Search the records that follow and extract every line containing the string "court".

□ □ □ □

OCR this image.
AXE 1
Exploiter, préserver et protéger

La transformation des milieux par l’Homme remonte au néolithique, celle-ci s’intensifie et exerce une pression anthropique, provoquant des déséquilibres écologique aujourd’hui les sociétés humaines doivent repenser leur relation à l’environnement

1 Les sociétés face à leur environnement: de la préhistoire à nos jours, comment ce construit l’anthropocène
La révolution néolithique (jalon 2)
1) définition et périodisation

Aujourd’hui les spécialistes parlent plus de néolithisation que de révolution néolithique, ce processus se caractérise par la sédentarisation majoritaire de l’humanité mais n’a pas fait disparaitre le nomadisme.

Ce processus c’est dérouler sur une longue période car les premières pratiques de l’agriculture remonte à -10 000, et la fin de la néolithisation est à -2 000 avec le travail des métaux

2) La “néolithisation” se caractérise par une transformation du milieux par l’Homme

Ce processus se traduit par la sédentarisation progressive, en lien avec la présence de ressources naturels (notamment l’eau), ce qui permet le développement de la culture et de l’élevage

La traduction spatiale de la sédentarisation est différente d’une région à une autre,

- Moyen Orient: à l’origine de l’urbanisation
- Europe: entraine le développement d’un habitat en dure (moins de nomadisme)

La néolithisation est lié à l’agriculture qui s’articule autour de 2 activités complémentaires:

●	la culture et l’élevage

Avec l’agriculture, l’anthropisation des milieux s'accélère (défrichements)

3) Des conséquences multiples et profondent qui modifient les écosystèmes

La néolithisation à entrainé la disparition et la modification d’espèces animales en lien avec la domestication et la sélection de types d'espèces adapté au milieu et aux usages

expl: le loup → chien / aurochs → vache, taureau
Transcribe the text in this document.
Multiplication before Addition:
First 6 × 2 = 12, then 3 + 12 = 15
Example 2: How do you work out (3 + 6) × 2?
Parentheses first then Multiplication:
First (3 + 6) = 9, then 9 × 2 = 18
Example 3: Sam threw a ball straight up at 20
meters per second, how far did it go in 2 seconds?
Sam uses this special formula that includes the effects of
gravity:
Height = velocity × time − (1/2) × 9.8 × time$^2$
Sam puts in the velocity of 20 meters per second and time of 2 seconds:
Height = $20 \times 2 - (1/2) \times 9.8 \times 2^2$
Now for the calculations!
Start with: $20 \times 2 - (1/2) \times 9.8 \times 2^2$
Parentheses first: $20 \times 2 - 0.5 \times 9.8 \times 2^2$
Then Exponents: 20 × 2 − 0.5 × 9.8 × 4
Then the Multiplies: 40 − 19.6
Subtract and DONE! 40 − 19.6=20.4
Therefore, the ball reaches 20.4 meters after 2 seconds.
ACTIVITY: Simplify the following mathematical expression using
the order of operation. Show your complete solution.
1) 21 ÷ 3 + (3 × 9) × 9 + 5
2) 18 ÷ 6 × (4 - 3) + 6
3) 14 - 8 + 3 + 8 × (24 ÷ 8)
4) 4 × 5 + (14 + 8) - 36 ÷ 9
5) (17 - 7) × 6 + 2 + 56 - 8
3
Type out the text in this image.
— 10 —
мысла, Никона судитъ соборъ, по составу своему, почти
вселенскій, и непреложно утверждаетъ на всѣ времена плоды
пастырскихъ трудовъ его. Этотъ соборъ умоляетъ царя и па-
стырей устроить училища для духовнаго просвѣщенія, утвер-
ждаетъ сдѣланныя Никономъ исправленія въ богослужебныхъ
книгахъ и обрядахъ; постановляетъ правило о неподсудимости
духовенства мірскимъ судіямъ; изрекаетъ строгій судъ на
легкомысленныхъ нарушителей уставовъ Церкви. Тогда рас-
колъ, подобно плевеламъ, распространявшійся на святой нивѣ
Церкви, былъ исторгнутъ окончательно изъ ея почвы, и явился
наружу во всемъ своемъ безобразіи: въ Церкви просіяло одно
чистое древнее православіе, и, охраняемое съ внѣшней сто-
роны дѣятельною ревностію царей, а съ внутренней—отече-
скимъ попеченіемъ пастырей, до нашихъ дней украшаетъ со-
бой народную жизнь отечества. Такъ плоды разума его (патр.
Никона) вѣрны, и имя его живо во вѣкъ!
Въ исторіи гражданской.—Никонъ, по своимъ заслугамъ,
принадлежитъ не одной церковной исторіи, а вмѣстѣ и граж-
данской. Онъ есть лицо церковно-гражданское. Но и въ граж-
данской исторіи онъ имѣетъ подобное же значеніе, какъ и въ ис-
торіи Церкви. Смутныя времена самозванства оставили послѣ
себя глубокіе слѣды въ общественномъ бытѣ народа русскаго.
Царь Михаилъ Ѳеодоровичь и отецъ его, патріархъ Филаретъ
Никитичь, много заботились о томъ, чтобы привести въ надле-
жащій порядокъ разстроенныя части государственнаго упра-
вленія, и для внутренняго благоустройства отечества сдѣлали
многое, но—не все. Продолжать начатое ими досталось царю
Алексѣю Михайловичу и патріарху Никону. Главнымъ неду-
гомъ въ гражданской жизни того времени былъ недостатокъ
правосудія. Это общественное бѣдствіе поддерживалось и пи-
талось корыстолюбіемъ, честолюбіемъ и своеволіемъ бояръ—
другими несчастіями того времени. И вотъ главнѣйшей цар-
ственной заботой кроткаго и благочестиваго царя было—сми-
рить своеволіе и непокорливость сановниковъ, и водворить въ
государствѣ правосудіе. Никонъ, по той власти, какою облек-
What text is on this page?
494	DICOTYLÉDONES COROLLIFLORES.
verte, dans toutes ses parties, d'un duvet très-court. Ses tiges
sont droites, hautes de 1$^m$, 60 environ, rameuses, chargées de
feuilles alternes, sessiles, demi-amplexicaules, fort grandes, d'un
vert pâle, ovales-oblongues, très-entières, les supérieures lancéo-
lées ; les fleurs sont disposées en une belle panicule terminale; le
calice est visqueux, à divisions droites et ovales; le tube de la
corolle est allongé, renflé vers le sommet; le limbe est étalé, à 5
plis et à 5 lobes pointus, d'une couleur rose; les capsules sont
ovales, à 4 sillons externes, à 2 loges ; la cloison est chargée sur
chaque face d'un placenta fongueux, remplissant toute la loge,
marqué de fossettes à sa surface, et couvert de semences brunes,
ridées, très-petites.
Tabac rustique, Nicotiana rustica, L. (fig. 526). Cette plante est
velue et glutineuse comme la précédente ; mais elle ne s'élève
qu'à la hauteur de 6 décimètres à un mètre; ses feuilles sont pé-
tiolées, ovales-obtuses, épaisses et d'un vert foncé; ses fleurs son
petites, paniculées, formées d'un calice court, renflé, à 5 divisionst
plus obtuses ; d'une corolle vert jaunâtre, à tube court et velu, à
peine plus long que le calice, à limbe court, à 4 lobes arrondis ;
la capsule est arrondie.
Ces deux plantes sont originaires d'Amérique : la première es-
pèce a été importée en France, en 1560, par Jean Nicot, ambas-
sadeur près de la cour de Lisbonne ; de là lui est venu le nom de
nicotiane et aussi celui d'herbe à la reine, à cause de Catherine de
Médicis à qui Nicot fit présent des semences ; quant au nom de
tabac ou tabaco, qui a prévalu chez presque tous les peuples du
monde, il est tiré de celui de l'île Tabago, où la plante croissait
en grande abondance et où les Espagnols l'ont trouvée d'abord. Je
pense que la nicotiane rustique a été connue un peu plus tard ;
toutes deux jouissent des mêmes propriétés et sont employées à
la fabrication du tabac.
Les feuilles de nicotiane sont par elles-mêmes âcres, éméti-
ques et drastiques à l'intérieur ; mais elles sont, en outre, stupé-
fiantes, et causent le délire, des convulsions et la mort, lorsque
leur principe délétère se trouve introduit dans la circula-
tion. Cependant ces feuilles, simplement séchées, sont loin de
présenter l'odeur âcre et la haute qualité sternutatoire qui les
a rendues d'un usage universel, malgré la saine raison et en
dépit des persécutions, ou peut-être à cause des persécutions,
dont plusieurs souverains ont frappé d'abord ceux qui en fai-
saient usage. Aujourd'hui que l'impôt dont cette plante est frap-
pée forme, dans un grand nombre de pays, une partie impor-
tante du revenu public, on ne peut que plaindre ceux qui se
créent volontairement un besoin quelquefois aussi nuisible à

□ □ □ □

* Task response:
verte, dans toutes ses parties, d'un duvet très-court. Ses tiges
petites, paniculées, formées d'un calice court, renflé, à 5 divisionst
plus obtuses ; d'une corolle vert jaunâtre, à tube court et velu, à
peine plus long que le calice, à limbe court, à 4 lobes arrondis ;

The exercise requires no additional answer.